■ **Written request**: Which lines hold the string "loại"? Copy every one of them.

● ● ● ● ● ● ●

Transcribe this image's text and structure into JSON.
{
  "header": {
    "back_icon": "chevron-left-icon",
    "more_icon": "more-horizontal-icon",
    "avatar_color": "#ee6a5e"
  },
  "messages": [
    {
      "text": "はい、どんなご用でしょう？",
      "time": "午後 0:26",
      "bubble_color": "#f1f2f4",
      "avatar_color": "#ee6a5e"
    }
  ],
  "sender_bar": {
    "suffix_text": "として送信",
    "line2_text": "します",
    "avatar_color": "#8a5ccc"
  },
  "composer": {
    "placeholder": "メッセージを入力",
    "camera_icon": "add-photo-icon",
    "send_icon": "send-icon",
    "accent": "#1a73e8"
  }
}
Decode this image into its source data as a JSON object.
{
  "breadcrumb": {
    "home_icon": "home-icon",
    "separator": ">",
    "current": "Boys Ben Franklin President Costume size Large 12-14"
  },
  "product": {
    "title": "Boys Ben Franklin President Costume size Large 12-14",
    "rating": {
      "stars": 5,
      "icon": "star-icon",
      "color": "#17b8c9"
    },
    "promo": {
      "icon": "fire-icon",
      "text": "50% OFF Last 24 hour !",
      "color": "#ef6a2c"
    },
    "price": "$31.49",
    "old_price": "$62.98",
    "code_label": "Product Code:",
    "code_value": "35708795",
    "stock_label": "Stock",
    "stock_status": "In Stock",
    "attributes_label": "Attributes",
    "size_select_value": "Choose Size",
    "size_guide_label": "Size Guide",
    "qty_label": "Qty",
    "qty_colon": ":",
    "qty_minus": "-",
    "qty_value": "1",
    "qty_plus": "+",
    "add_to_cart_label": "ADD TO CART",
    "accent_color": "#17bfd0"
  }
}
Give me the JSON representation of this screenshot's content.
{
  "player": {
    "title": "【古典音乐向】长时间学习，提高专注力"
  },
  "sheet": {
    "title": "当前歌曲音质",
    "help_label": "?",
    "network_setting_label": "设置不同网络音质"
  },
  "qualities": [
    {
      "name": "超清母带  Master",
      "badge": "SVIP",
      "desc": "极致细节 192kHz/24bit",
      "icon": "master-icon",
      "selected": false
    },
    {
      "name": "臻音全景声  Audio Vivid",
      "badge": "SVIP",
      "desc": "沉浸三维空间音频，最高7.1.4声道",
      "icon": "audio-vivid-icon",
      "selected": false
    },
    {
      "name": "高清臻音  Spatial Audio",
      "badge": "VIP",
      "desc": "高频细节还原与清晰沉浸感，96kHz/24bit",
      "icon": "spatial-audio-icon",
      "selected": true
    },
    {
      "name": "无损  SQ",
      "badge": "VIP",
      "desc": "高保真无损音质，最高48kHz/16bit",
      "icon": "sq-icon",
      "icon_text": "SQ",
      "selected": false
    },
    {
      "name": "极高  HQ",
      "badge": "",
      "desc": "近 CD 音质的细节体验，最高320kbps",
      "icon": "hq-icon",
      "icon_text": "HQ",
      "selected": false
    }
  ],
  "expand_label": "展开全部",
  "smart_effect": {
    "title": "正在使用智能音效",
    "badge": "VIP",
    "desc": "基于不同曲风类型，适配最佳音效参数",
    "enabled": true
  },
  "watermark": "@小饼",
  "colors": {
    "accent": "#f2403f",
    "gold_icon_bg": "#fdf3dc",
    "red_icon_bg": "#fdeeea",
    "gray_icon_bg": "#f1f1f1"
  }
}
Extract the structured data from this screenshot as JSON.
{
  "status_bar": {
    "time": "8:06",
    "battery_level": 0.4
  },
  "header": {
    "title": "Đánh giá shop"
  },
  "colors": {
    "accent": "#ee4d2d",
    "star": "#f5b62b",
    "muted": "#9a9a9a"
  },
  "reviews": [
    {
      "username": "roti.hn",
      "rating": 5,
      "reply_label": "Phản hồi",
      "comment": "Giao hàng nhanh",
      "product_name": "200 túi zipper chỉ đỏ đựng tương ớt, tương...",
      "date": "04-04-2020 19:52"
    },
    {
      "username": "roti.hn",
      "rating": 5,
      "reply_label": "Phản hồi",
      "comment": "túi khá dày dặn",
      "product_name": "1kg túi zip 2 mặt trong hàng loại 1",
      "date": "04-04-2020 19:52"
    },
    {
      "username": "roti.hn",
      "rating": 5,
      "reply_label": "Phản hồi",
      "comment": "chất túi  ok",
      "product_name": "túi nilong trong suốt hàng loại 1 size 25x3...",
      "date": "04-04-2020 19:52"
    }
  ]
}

● ● ● ● ● ● ●

■ **Answer**:
      "product_name": "1kg túi zip 2 mặt trong hàng loại 1",
      "product_name": "túi nilong trong suốt hàng loại 1 size 25x3...",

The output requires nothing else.